▶ REQUIRED WORK
Set down the full listing exactly, character for character.

++++++++

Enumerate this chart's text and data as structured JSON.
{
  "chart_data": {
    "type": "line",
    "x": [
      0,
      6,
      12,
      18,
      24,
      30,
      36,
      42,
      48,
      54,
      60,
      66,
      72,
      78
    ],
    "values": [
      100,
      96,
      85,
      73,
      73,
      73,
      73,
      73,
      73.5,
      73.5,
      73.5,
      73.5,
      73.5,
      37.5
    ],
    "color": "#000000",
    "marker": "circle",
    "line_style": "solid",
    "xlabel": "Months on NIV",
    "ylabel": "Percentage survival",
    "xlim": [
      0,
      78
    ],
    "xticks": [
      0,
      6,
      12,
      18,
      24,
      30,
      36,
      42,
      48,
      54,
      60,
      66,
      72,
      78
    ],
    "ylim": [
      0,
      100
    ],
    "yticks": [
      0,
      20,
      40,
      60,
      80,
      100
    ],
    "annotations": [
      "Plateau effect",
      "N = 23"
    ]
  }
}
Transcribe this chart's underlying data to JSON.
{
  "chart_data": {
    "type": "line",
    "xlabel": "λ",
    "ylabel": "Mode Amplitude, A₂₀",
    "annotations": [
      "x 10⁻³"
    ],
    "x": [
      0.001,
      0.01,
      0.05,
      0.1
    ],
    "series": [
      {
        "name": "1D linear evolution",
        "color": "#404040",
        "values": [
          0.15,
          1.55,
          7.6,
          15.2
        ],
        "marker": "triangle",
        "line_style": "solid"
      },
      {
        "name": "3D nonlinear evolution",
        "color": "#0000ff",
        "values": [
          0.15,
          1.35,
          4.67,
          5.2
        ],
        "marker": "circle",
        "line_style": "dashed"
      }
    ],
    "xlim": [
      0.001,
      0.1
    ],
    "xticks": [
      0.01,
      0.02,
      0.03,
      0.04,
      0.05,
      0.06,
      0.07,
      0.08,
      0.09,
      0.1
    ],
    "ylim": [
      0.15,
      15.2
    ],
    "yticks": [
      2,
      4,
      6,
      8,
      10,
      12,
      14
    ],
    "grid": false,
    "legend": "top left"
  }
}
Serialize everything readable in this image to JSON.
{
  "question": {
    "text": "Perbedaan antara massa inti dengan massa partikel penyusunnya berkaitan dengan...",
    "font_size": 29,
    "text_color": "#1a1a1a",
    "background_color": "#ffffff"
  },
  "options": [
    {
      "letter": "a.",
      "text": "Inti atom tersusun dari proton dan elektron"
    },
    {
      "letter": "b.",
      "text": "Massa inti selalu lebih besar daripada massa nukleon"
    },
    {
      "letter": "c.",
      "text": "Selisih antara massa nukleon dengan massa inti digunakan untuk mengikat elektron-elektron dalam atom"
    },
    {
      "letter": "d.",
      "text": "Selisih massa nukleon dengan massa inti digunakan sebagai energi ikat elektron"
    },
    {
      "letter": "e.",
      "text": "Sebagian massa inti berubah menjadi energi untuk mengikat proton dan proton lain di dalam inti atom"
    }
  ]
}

++++++++

▶ ANSWER TO THIS EXERCISE
Enumerate this chart's text and data as structured JSON.
{
  "chart_data": {
    "type": "line",
    "x": [
      0,
      6,
      12,
      18,
      24,
      30,
      36,
      42,
      48,
      54,
      60,
      66,
      72,
      78
    ],
    "values": [
      100,
      96,
      85,
      73,
      73,
      73,
      73,
      73,
      73.5,
      73.5,
      73.5,
      73.5,
      73.5,
      37.5
    ],
    "color": "#000000",
    "marker": "circle",
    "line_style": "solid",
    "xlabel": "Months on NIV",
    "ylabel": "Percentage survival",
    "xlim": [
      0,
      78
    ],
    "xticks": [
      0,
      6,
      12,
      18,
      24,
      30,
      36,
      42,
      48,
      54,
      60,
      66,
      72,
      78
    ],
    "ylim": [
      0,
      100
    ],
    "yticks": [
      0,
      20,
      40,
      60,
      80,
      100
    ],
    "annotations": [
      "Plateau effect",
      "N = 23"
    ]
  }
}
Transcribe this chart's underlying data to JSON.
{
  "chart_data": {
    "type": "line",
    "xlabel": "λ",
    "ylabel": "Mode Amplitude, A₂₀",
    "annotations": [
      "x 10⁻³"
    ],
    "x": [
      0.001,
      0.01,
      0.05,
      0.1
    ],
    "series": [
      {
        "name": "1D linear evolution",
        "color": "#404040",
        "values": [
          0.15,
          1.55,
          7.6,
          15.2
        ],
        "marker": "triangle",
        "line_style": "solid"
      },
      {
        "name": "3D nonlinear evolution",
        "color": "#0000ff",
        "values": [
          0.15,
          1.35,
          4.67,
          5.2
        ],
        "marker": "circle",
        "line_style": "dashed"
      }
    ],
    "xlim": [
      0.001,
      0.1
    ],
    "xticks": [
      0.01,
      0.02,
      0.03,
      0.04,
      0.05,
      0.06,
      0.07,
      0.08,
      0.09,
      0.1
    ],
    "ylim": [
      0.15,
      15.2
    ],
    "yticks": [
      2,
      4,
      6,
      8,
      10,
      12,
      14
    ],
    "grid": false,
    "legend": "top left"
  }
}
Serialize everything readable in this image to JSON.
{
  "question": {
    "text": "Perbedaan antara massa inti dengan massa partikel penyusunnya berkaitan dengan...",
    "font_size": 29,
    "text_color": "#1a1a1a",
    "background_color": "#ffffff"
  },
  "options": [
    {
      "letter": "a.",
      "text": "Inti atom tersusun dari proton dan elektron"
    },
    {
      "letter": "b.",
      "text": "Massa inti selalu lebih besar daripada massa nukleon"
    },
    {
      "letter": "c.",
      "text": "Selisih antara massa nukleon dengan massa inti digunakan untuk mengikat elektron-elektron dalam atom"
    },
    {
      "letter": "d.",
      "text": "Selisih massa nukleon dengan massa inti digunakan sebagai energi ikat elektron"
    },
    {
      "letter": "e.",
      "text": "Sebagian massa inti berubah menjadi energi untuk mengikat proton dan proton lain di dalam inti atom"
    }
  ]
}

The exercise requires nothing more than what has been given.